### Text passage
---------------

The more interesting Robinhood data needs auth. The private shorting endpoint I found is shaped like this:
GET /instruments/{instrument_id}/shorting/
That endpoint is where the broker-specific short availability and borrow-rate story gets interesting. I don't want to silently replace Robinhood's borrow rate with FINRA short interest or some third-party estimate. Those are different things. If the app can't get Robinhood's broker-specific number, it should say so.
The comparison that matters
With requirements from both brokers, I built a comparison panel in the app's sidebar. For any symbol I'm looking at, it can show something like:
CRCA Margin Comparison
Long maintenance: RH 60% | ET 100%
Short maintenance: RH -- | ET 300%
Below that sits the margin interest rate comparison. Those rates come from public pricing pages for Robinhood, E*TRADE, and Schwab. The plan is boring on purpose: fetch the public pages once per day, parse the margin-rate section, normalize the schedule, hash it, and only save a new snapshot when the normalized data changes.
Margin interest (<$10k, Gold):
Robinhood Gold 5.75% $0.56/day
Schwab 11.83% $1.64/day
E*TRADE 12.45% $1.73/day
Robinhood is meaningfully cheaper for margin. That's not a secret, but seeing the daily cost difference for a specific position makes it concrete. For a $10k margin balance, you're paying about $3.45/day on E*TRADE versus about $1.60/day on Robinhood Gold. Over a year, that's roughly $675 in interest spread.
Now I can see that inside the workstation instead of doing napkin math after the fact.
The documentation capture
All of this started with HAR files. I opened Chrome DevTools on each broker's site, clicked around the margin tools and API docs, and saved the network traffic. Then I built redacted documentation from the captures instead of committing raw secrets.
The unredacted local inventory is huge. Robinhood alone had 61,000+ sensitive fields across 1,691 HTTP entries. Cookies, tokens, account identifiers, the usual mess. None of that belongs in git.

---------------

### Supplied entries
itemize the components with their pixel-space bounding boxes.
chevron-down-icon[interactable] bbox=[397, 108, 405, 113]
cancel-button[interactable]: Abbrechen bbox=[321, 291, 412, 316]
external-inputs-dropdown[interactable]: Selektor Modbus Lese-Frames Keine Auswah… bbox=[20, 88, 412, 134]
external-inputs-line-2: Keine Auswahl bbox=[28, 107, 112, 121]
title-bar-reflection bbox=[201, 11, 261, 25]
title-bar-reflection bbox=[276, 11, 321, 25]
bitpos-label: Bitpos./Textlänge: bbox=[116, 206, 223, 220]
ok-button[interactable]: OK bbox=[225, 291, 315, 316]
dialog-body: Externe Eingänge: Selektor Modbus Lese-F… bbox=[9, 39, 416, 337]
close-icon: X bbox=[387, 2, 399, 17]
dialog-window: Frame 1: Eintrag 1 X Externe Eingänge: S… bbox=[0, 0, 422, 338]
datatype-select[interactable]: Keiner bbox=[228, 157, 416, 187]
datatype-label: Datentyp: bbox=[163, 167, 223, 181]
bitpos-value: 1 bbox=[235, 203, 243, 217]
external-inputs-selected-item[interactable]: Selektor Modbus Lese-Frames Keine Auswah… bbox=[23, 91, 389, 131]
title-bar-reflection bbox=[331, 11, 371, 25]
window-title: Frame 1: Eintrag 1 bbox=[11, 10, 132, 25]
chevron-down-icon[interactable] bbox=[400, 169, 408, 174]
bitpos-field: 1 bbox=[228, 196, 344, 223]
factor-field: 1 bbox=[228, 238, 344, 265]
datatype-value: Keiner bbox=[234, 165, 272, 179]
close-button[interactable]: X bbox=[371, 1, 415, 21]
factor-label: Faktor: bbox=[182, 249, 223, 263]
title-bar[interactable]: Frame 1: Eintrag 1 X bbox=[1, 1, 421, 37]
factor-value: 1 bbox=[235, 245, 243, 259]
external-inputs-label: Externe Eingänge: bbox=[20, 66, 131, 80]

---------------

### Task requirements
1: Answer these about the margin comparison write-up:
(a) Which three brokers' public pricing pages supply the margin interest rates?
(b) How many sensitive fields and HTTP entries did Robinhood's unredacted local inventory contain?
(c) What short maintenance requirement does the CRCA comparison list for E*TRADE?
2: Can you extend the margin comparison write-up past its final sentence?

### Answers
1:
(a) Robinhood, E*TRADE, and Schwab.
(b) More than 61,000 sensitive fields across 1,691 HTTP entries.
(c) 300%.

2:
So I kept redacted versions instead: Robinhood market and margin notes, E*TRADE margin tool extraction notes, Schwab API documentation, a broker margin-rate file, and a sensitive-data inventory that explains what existed without exposing the values.
That matters because the next time I need to check an endpoint signature, I don't have to re-capture a HAR or trust some stale forum post. I can read the redacted docs and then go back to the live broker session only when I need fresh data.
Where Schwab fits
Schwab is the most official of the three. The Trader API has real documentation for market data, account data, positions, orders, and the usual OAuth flow. That's cleaner than scraping a public margin tool or using private app endpoints.
But the exact thing I wanted, broker-specific margin and shorting fields for a symbol in the same shape Robinhood and E*TRADE expose, is less direct. Some hard-to-borrow fields show up where Schwab exposes them in schemas, but the coverage isn't the same as "give me the short maintenance and current borrow situation for this symbol right now."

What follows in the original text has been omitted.